Write every entry out again exactly, please, and skip the pictures.

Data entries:

· · · · ·

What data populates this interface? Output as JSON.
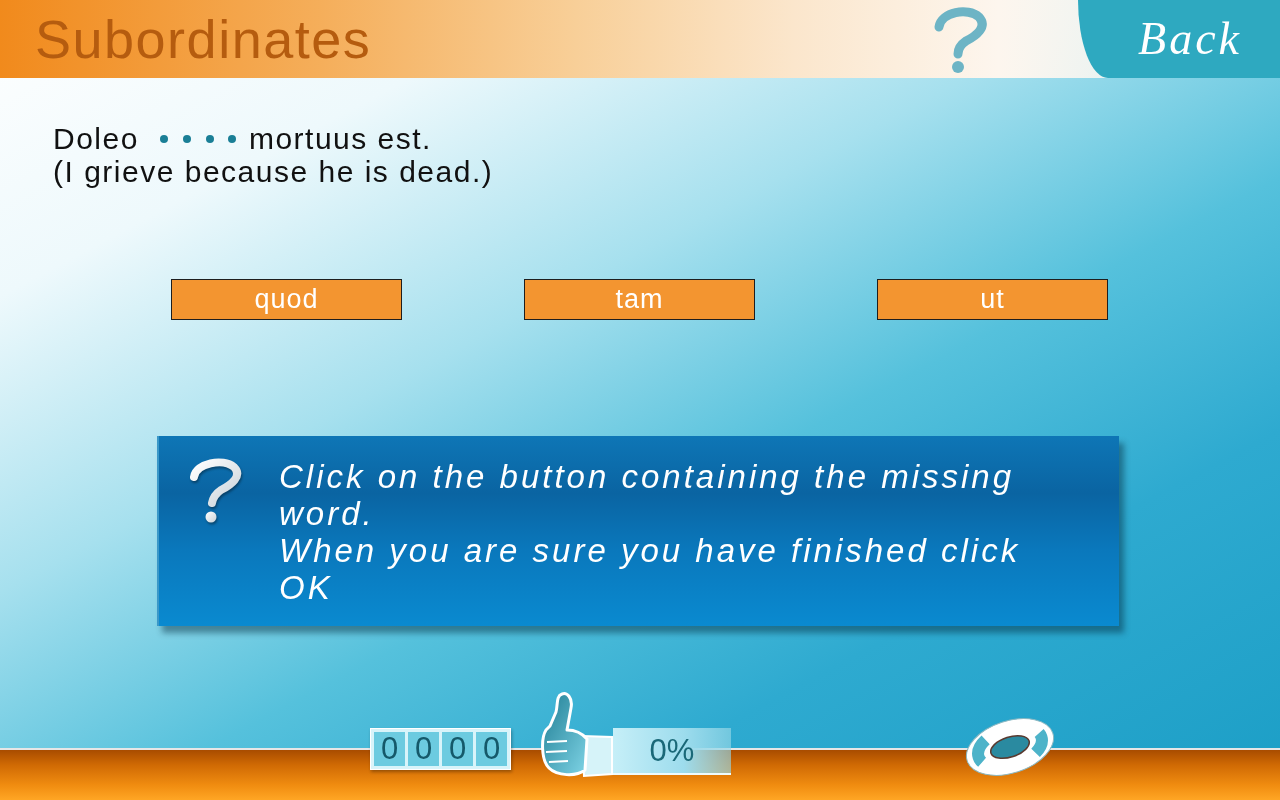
{
  "header": {
    "title": "Subordinates",
    "back_button": "Back"
  },
  "sentence": {
    "before_blank": "Doleo",
    "after_blank": "mortuus est.",
    "translation": "(I grieve because he is dead.)"
  },
  "options": [
    {
      "label": "quod",
      "selected": false
    },
    {
      "label": "tam",
      "selected": false
    },
    {
      "label": "ut",
      "selected": false
    }
  ],
  "instructions": [
    "Click on the button containing the missing word.",
    "When you are sure you have finished click OK"
  ],
  "score": {
    "digits": [
      "0",
      "0",
      "0",
      "0"
    ],
    "percent": "0%"
  }
}
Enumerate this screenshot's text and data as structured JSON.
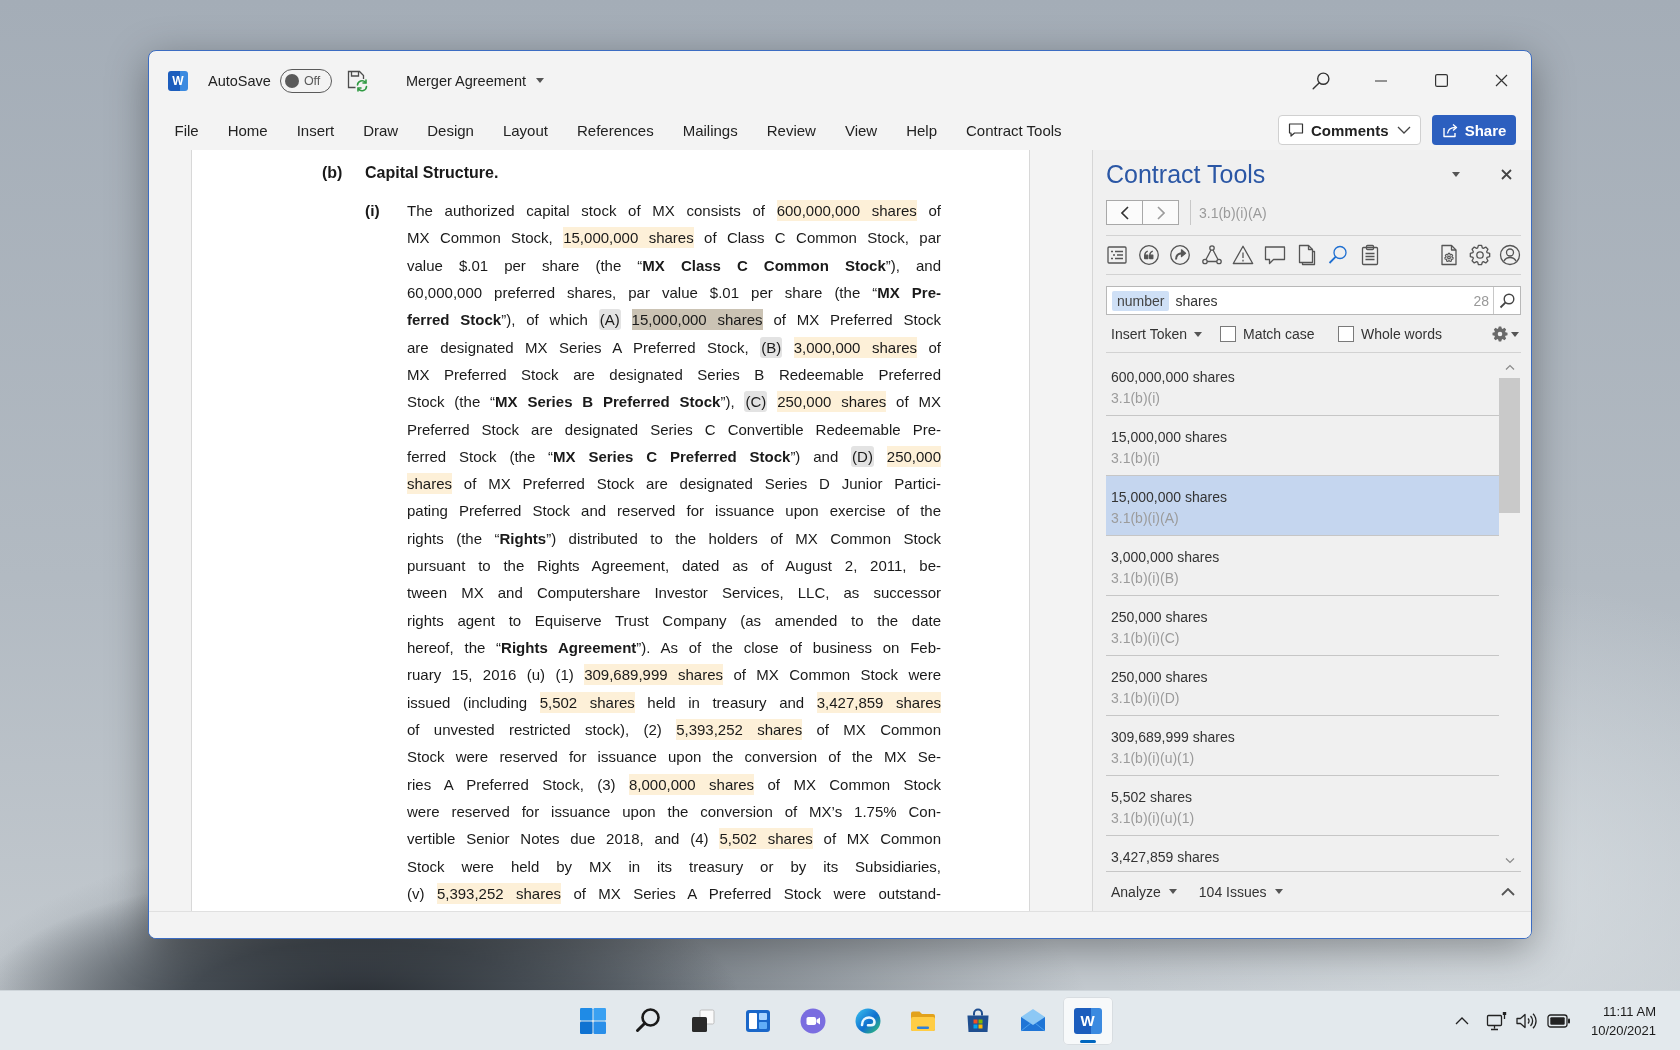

· · · · ·

▶ **Solution**
What data populates this interface? Output as JSON.
{
  "header": {
    "title": "Subordinates",
    "back_button": "Back"
  },
  "sentence": {
    "before_blank": "Doleo",
    "after_blank": "mortuus est.",
    "translation": "(I grieve because he is dead.)"
  },
  "options": [
    {
      "label": "quod",
      "selected": false
    },
    {
      "label": "tam",
      "selected": false
    },
    {
      "label": "ut",
      "selected": false
    }
  ],
  "instructions": [
    "Click on the button containing the missing word.",
    "When you are sure you have finished click OK"
  ],
  "score": {
    "digits": [
      "0",
      "0",
      "0",
      "0"
    ],
    "percent": "0%"
  }
}
Enumerate this screenshot's text and data as structured JSON.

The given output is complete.